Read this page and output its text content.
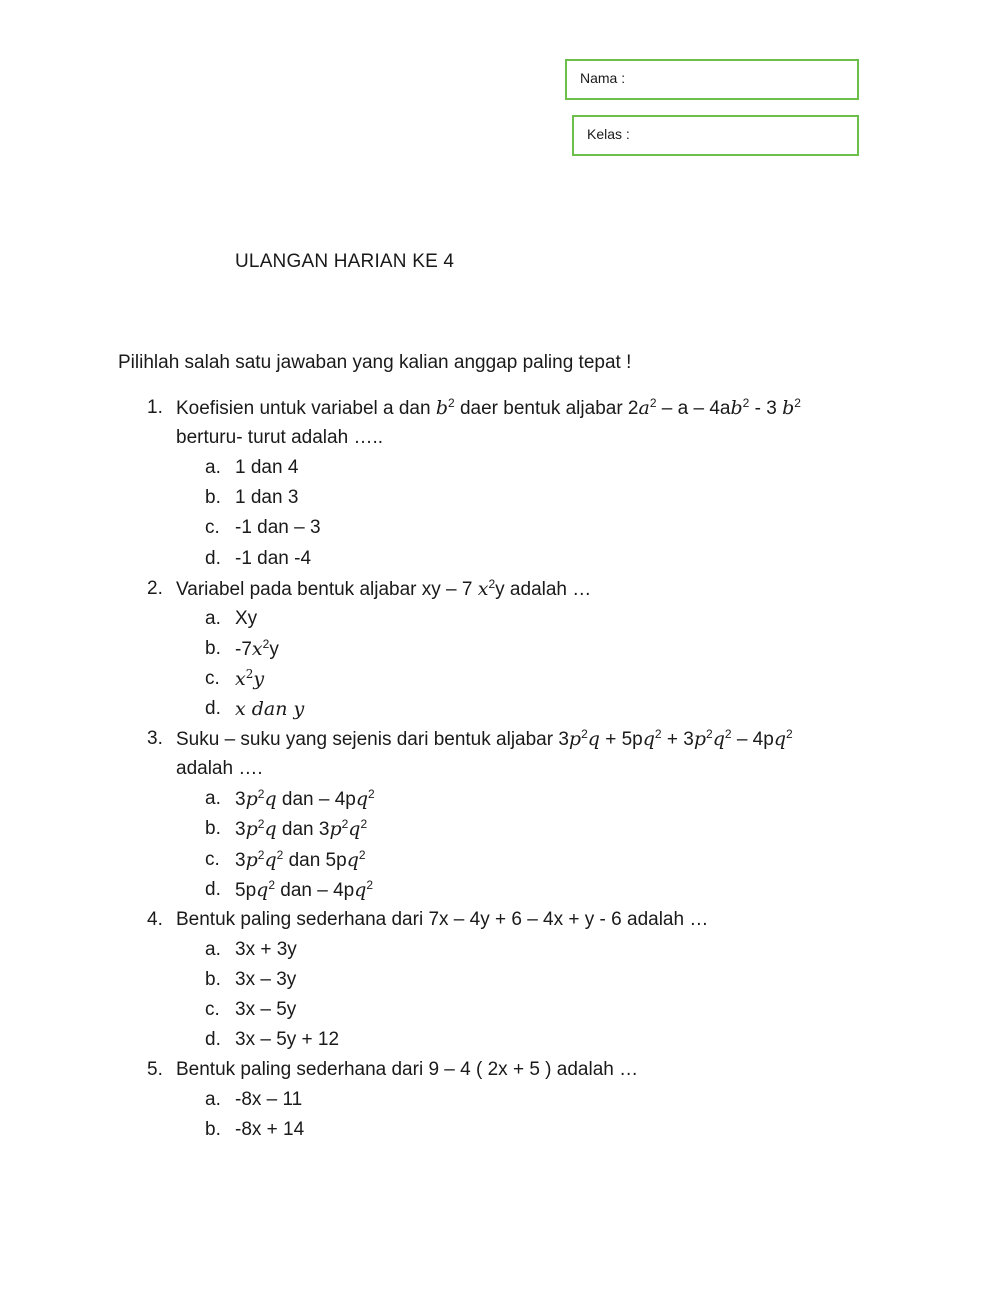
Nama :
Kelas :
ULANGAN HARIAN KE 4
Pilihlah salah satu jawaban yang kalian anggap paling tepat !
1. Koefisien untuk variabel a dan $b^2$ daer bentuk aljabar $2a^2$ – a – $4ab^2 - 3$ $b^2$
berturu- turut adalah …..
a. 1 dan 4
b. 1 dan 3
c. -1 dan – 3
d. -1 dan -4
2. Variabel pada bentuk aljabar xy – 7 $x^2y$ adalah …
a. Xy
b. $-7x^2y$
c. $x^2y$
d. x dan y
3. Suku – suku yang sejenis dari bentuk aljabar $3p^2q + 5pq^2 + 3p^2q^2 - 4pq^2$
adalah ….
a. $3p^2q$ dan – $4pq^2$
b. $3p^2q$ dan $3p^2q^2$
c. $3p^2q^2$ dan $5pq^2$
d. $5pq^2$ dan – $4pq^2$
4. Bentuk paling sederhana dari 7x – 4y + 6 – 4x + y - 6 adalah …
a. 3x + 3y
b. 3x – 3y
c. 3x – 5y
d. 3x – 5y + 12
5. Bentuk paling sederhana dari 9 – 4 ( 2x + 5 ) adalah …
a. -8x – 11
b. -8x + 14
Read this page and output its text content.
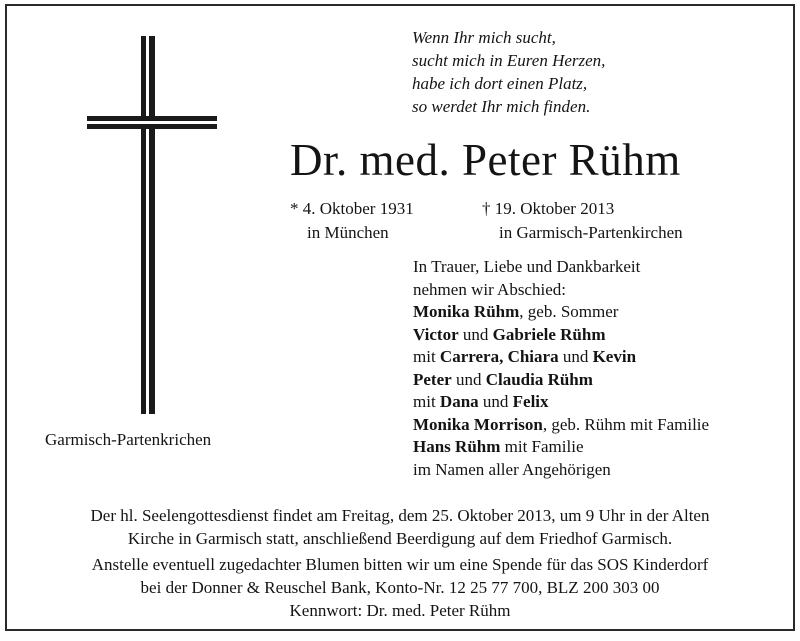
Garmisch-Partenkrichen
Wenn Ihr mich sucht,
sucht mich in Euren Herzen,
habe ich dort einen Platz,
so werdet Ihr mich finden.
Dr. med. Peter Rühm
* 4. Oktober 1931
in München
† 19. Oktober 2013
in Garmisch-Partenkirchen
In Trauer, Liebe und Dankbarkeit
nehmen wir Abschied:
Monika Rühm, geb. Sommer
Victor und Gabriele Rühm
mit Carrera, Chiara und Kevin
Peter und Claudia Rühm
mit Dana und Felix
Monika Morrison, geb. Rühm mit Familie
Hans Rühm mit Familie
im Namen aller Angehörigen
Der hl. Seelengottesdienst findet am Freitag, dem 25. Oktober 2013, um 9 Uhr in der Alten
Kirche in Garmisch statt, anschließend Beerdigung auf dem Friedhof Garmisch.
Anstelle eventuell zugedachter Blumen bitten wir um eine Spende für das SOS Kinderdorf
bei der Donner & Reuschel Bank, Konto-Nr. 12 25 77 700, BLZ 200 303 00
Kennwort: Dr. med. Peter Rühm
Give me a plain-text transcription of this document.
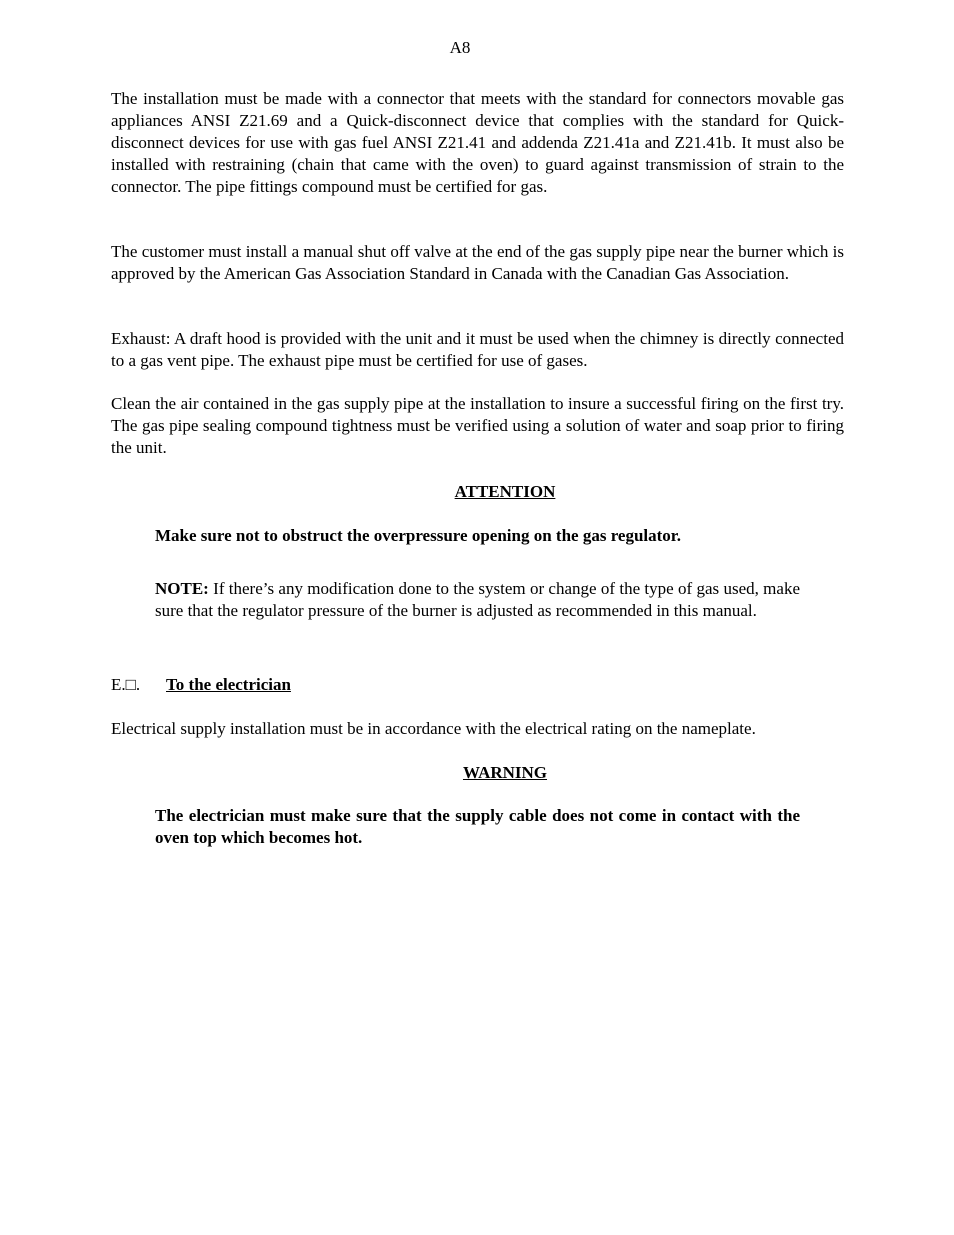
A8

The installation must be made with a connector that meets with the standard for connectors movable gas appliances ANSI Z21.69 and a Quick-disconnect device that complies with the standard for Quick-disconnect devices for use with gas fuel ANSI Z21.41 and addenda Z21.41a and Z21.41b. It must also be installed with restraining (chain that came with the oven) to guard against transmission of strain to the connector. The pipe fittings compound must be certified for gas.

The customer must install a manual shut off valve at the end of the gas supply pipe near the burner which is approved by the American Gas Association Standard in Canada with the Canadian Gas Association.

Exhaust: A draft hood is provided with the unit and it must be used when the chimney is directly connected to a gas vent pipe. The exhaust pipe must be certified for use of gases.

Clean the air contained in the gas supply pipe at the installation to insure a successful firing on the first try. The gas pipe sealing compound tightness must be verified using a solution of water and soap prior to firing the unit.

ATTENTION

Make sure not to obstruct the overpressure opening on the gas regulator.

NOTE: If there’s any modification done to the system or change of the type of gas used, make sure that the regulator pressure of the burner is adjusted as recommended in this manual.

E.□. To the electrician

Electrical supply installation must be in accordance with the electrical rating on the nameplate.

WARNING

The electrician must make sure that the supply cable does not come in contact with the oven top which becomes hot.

## Aim
Copy everything in the records above except the pictures, exactly as written.

## Exercise solution
Read this page and output its text content.
Nama :
Kelas :
ULANGAN HARIAN KE 4
Pilihlah salah satu jawaban yang kalian anggap paling tepat !
1. Koefisien untuk variabel a dan $b^2$ daer bentuk aljabar $2a^2$ – a – $4ab^2 - 3$ $b^2$
berturu- turut adalah …..
a. 1 dan 4
b. 1 dan 3
c. -1 dan – 3
d. -1 dan -4
2. Variabel pada bentuk aljabar xy – 7 $x^2y$ adalah …
a. Xy
b. $-7x^2y$
c. $x^2y$
d. x dan y
3. Suku – suku yang sejenis dari bentuk aljabar $3p^2q + 5pq^2 + 3p^2q^2 - 4pq^2$
adalah ….
a. $3p^2q$ dan – $4pq^2$
b. $3p^2q$ dan $3p^2q^2$
c. $3p^2q^2$ dan $5pq^2$
d. $5pq^2$ dan – $4pq^2$
4. Bentuk paling sederhana dari 7x – 4y + 6 – 4x + y - 6 adalah …
a. 3x + 3y
b. 3x – 3y
c. 3x – 5y
d. 3x – 5y + 12
5. Bentuk paling sederhana dari 9 – 4 ( 2x + 5 ) adalah …
a. -8x – 11
b. -8x + 14
Read this page and output its text content.
Garmisch-Partenkrichen
Wenn Ihr mich sucht,
sucht mich in Euren Herzen,
habe ich dort einen Platz,
so werdet Ihr mich finden.
Dr. med. Peter Rühm
* 4. Oktober 1931
in München
† 19. Oktober 2013
in Garmisch-Partenkirchen
In Trauer, Liebe und Dankbarkeit
nehmen wir Abschied:
Monika Rühm, geb. Sommer
Victor und Gabriele Rühm
mit Carrera, Chiara und Kevin
Peter und Claudia Rühm
mit Dana und Felix
Monika Morrison, geb. Rühm mit Familie
Hans Rühm mit Familie
im Namen aller Angehörigen
Der hl. Seelengottesdienst findet am Freitag, dem 25. Oktober 2013, um 9 Uhr in der Alten
Kirche in Garmisch statt, anschließend Beerdigung auf dem Friedhof Garmisch.
Anstelle eventuell zugedachter Blumen bitten wir um eine Spende für das SOS Kinderdorf
bei der Donner & Reuschel Bank, Konto-Nr. 12 25 77 700, BLZ 200 303 00
Kennwort: Dr. med. Peter Rühm
Give me a plain-text transcription of this document.
A8

The installation must be made with a connector that meets with the standard for connectors movable gas appliances ANSI Z21.69 and a Quick-disconnect device that complies with the standard for Quick-disconnect devices for use with gas fuel ANSI Z21.41 and addenda Z21.41a and Z21.41b. It must also be installed with restraining (chain that came with the oven) to guard against transmission of strain to the connector. The pipe fittings compound must be certified for gas.

The customer must install a manual shut off valve at the end of the gas supply pipe near the burner which is approved by the American Gas Association Standard in Canada with the Canadian Gas Association.

Exhaust: A draft hood is provided with the unit and it must be used when the chimney is directly connected to a gas vent pipe. The exhaust pipe must be certified for use of gases.

Clean the air contained in the gas supply pipe at the installation to insure a successful firing on the first try. The gas pipe sealing compound tightness must be verified using a solution of water and soap prior to firing the unit.

ATTENTION

Make sure not to obstruct the overpressure opening on the gas regulator.

NOTE: If there’s any modification done to the system or change of the type of gas used, make sure that the regulator pressure of the burner is adjusted as recommended in this manual.

E.□. To the electrician

Electrical supply installation must be in accordance with the electrical rating on the nameplate.

WARNING

The electrician must make sure that the supply cable does not come in contact with the oven top which becomes hot.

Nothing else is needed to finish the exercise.